### [Material]
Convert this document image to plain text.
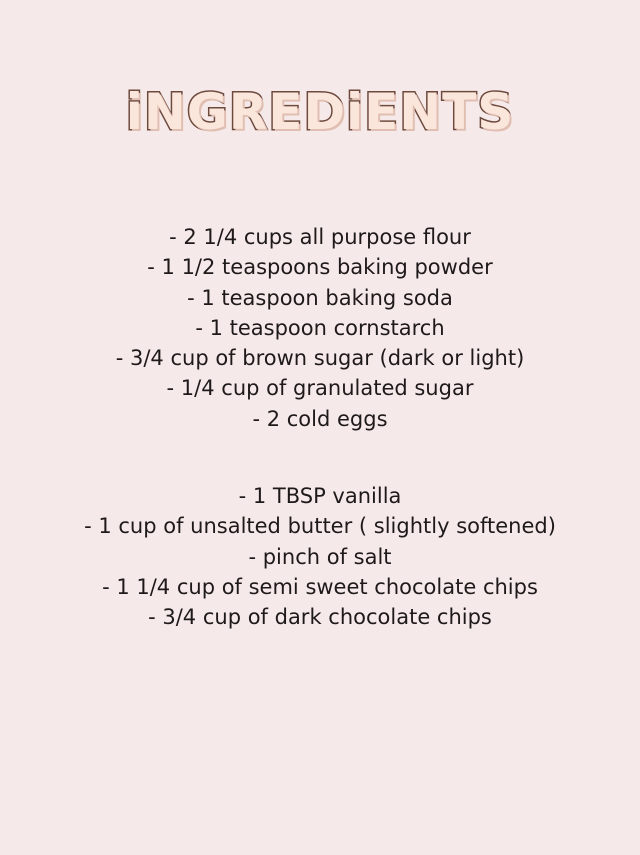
iNGREDiENTS
- 2 1/4 cups all purpose flour
- 1 1/2 teaspoons baking powder
- 1 teaspoon baking soda
- 1 teaspoon cornstarch
- 3/4 cup of brown sugar (dark or light)
- 1/4 cup of granulated sugar
- 2 cold eggs
- 1 TBSP vanilla
- 1 cup of unsalted butter ( slightly softened)
- pinch of salt
- 1 1/4 cup of semi sweet chocolate chips
- 3/4 cup of dark chocolate chips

### [Aim of the task]
Copy the whole listing above word for word but do not carry over the pictures.

### [Exercise output]
Convert this document image to plain text.
iNGREDiENTS
- 2 1/4 cups all purpose flour
- 1 1/2 teaspoons baking powder
- 1 teaspoon baking soda
- 1 teaspoon cornstarch
- 3/4 cup of brown sugar (dark or light)
- 1/4 cup of granulated sugar
- 2 cold eggs
- 1 TBSP vanilla
- 1 cup of unsalted butter ( slightly softened)
- pinch of salt
- 1 1/4 cup of semi sweet chocolate chips
- 3/4 cup of dark chocolate chips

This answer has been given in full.